:: GIVEN REQUEST ::
Locate each line containing the string "content" and copy it out.

:: INFORMATION SUPPLIED ::
+---+
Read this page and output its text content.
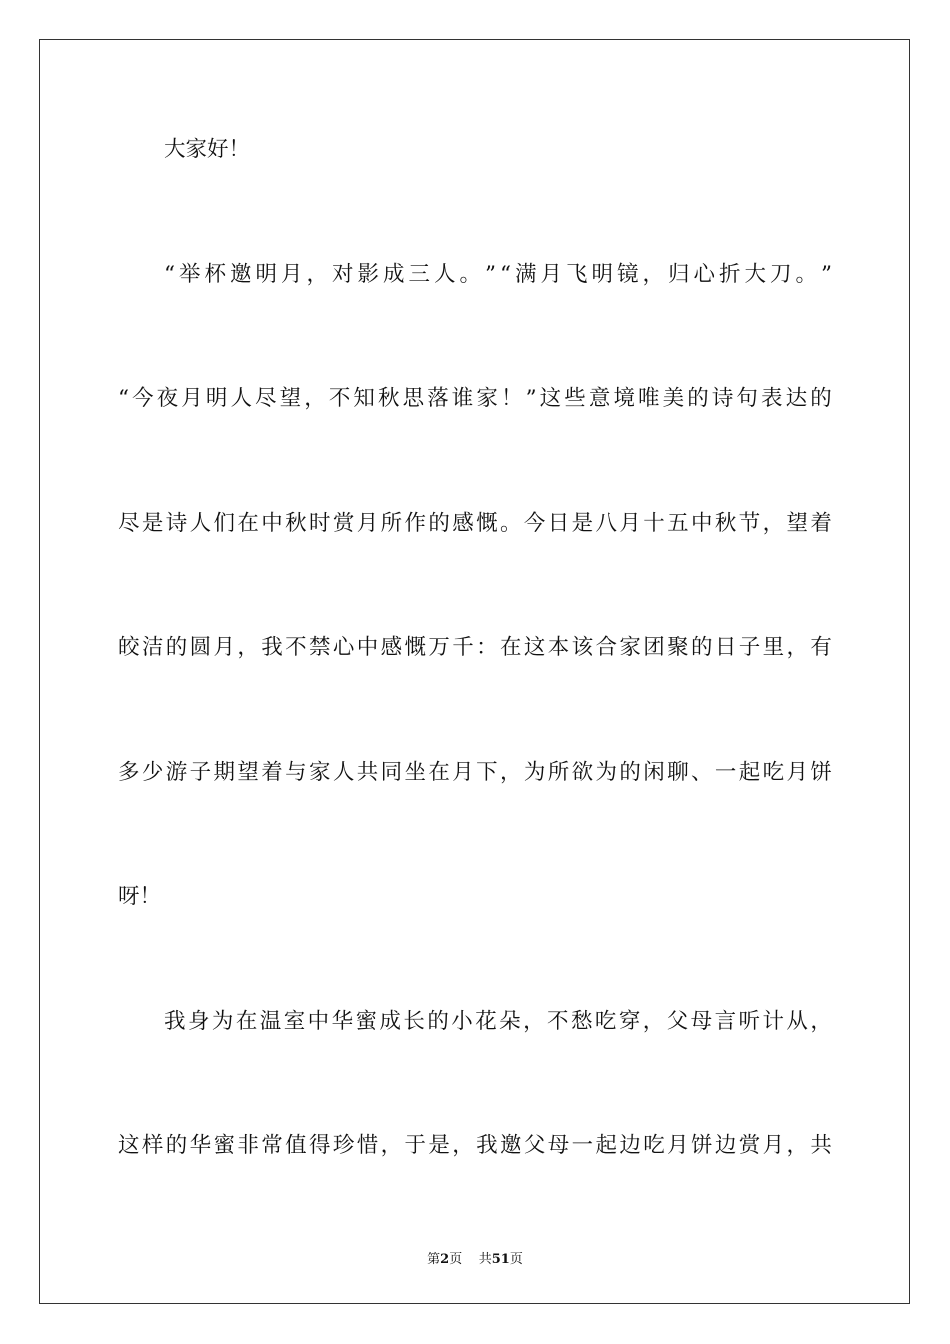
大家好！
“ 举 杯 邀 明 月 ， 对 影 成 三 人 。 ” “ 满 月 飞 明 镜 ， 归 心 折 大 刀 。 ”
“ 今 夜 月 明 人 尽 望 ， 不 知 秋 思 落 谁 家 ！ ” 这 些 意 境 唯 美 的 诗 句 表 达 的
尽 是 诗 人 们 在 中 秋 时 赏 月 所 作 的 感 慨 。 今 日 是 八 月 十 五 中 秋 节 ， 望 着
皎 洁 的 圆 月 ， 我 不 禁 心 中 感 慨 万 千 ： 在 这 本 该 合 家 团 聚 的 日 子 里 ， 有
多 少 游 子 期 望 着 与 家 人 共 同 坐 在 月 下 ， 为 所 欲 为 的 闲 聊 、 一 起 吃 月 饼
呀！
我 身 为 在 温 室 中 华 蜜 成 长 的 小 花 朵 ， 不 愁 吃 穿 ， 父 母 言 听 计 从 ，
这 样 的 华 蜜 非 常 值 得 珍 惜 ， 于 是 ， 我 邀 父 母 一 起 边 吃 月 饼 边 赏 月 ， 共
第2页 共51页
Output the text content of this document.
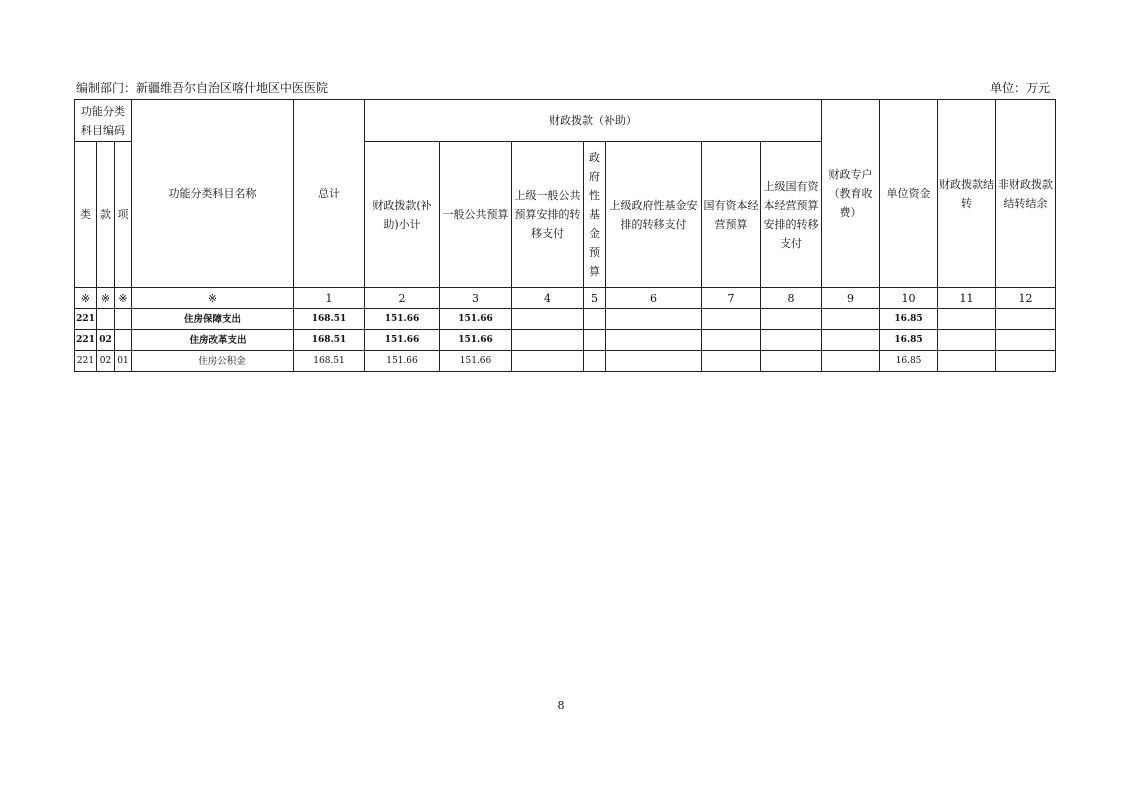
编制部门：新疆维吾尔自治区喀什地区中医医院	单位：万元
功能分类科目编码			功能分类科目名称	总计	财政拨款（补助）							财政专户（教育收费）	单位资金	财政拨款结转	非财政拨款结转结余
类	款	项			财政拨款(补助)小计	一般公共预算	上级一般公共预算安排的转移支付	政府性基金预算	上级政府性基金安排的转移支付	国有资本经营预算	上级国有资本经营预算安排的转移支付				
※	※	※	※	1	2	3	4	5	6	7	8	9	10	11	12
221			住房保障支出	168.51	151.66	151.66							16.85		
221	02		住房改革支出	168.51	151.66	151.66							16.85		
221	02	01	住房公积金	168.51	151.66	151.66							16.85		
8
+---+
:: WRITTEN ANSWER ::
Read this page and output its text content.
Output the text content of this document.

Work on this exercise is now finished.